* _DATA EXCERPTS_:

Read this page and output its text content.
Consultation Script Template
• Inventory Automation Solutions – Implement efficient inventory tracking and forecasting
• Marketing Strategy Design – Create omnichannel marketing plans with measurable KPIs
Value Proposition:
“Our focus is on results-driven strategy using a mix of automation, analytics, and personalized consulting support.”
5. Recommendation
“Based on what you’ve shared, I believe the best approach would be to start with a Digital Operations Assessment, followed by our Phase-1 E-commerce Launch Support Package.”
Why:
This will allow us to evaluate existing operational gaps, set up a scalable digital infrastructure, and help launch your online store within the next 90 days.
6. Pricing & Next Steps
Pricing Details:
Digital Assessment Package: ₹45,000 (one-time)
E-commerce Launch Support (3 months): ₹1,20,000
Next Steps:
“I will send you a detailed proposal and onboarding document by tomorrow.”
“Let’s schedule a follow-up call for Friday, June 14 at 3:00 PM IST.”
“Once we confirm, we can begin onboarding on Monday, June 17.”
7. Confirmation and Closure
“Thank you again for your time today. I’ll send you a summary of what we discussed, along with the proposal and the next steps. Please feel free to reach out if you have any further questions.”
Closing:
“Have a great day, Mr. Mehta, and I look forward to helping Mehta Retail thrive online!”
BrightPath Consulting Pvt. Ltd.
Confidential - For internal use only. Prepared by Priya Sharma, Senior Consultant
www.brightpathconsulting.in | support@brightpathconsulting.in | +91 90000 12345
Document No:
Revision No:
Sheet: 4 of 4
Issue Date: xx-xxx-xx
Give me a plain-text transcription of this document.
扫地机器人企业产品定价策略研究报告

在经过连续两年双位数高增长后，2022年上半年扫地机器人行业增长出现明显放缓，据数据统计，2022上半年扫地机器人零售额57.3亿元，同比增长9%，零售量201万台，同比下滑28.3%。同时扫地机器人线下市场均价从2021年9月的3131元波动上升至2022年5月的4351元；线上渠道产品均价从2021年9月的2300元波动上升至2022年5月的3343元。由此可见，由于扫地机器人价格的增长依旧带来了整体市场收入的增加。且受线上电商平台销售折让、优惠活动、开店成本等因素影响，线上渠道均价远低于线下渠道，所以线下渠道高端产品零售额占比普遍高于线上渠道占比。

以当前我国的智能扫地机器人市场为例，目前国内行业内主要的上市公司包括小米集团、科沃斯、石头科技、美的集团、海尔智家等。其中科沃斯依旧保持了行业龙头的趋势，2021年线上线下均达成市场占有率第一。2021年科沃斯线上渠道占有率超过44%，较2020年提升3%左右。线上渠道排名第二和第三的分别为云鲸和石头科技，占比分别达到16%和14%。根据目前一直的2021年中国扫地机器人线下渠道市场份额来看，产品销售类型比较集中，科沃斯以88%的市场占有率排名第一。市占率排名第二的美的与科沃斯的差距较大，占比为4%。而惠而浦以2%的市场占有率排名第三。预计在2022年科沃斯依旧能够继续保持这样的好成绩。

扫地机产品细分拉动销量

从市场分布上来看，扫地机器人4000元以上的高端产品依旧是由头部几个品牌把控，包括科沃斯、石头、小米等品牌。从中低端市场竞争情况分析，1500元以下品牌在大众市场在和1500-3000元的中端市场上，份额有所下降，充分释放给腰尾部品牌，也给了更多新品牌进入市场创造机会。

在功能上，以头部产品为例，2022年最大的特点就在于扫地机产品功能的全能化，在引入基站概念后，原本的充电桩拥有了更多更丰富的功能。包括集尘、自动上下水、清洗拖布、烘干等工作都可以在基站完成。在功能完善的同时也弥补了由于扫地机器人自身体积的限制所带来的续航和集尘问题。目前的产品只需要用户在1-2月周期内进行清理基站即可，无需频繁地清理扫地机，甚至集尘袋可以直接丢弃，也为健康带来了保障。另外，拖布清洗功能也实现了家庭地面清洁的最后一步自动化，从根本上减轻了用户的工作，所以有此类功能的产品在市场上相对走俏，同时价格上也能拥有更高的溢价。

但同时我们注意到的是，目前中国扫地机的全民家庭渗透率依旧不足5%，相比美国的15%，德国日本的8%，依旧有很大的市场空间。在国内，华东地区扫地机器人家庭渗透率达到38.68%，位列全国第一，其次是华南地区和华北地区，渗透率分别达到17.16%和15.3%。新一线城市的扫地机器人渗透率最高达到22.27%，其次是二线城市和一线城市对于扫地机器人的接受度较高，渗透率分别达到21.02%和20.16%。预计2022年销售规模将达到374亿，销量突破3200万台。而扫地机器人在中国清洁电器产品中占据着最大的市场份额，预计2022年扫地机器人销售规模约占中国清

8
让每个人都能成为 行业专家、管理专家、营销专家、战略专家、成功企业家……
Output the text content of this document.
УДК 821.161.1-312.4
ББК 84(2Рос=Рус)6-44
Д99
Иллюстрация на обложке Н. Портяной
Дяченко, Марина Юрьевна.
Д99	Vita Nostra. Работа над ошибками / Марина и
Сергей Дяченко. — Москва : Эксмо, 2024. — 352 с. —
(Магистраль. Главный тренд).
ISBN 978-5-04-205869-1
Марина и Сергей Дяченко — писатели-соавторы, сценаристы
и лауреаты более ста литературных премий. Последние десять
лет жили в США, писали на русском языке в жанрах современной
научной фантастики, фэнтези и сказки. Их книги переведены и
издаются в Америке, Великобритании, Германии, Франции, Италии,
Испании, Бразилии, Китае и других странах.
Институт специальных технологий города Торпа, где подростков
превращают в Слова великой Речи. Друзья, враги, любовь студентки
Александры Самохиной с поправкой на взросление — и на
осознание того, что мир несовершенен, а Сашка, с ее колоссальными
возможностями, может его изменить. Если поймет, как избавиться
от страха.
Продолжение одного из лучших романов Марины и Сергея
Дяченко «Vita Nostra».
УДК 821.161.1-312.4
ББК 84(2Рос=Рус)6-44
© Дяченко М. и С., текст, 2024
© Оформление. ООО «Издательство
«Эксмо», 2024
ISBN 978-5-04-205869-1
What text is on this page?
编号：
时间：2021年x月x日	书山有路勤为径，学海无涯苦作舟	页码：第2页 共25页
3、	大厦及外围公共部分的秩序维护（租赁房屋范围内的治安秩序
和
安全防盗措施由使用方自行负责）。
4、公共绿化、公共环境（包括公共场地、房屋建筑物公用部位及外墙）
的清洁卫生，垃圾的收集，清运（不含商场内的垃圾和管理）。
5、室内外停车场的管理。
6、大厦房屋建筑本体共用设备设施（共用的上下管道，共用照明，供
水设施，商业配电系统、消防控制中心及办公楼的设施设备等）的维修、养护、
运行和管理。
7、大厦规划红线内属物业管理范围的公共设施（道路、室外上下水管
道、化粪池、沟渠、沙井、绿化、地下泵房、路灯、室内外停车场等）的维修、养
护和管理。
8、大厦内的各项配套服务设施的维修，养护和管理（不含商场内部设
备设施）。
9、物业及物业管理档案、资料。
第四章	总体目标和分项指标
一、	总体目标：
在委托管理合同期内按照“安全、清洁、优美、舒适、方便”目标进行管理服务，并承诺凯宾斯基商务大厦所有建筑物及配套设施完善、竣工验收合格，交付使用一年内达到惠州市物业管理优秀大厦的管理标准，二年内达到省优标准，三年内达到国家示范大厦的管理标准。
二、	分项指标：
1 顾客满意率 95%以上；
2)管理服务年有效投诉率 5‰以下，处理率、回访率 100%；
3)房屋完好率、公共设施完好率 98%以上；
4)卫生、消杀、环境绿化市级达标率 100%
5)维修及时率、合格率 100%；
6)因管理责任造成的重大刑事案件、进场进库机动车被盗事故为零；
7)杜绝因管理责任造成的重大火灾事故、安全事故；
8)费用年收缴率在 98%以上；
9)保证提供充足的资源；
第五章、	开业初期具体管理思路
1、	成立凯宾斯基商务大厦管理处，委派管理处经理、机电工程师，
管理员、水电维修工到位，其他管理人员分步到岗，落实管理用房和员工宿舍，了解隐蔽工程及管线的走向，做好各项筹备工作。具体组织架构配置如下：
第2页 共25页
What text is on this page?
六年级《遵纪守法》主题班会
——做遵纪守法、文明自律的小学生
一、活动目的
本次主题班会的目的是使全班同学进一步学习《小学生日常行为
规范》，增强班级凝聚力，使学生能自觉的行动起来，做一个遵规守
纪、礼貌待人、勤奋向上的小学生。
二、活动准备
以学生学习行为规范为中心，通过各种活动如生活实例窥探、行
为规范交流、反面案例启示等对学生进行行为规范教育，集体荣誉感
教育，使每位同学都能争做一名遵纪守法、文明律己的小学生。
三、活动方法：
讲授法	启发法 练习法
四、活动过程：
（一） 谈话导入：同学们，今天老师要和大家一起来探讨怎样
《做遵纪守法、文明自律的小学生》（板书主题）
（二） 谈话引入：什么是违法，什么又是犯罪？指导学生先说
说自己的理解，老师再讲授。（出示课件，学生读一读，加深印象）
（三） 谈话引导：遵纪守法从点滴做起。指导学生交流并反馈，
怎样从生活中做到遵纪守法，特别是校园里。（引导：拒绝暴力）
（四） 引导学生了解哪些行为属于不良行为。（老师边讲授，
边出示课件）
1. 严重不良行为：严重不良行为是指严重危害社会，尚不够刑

* _EXERCISE REQUIREMENTS_: Find how many lines in the listing hold "Pricing", and reply with that number only.

* _EXERCISE ANSWER_: 2